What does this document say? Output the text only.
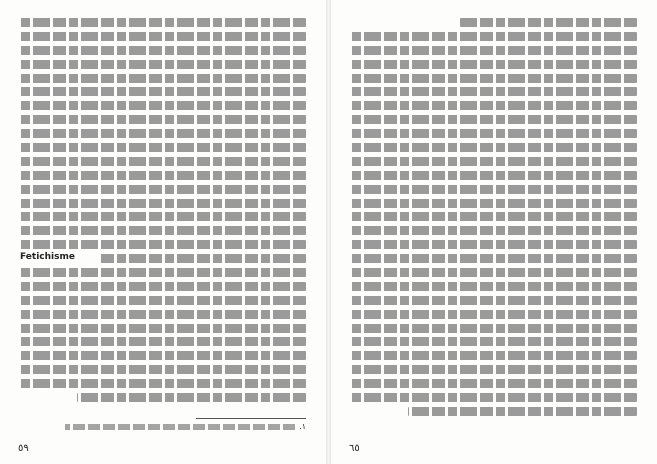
٦٥
Fetichisme
۱.
٥٩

* _Work required_
Transcribe every line in the entries above, taking out only the images.

* _Solution to this problem_
What does this document say? Output the text only.
٦٥
Fetichisme
۱.
٥٩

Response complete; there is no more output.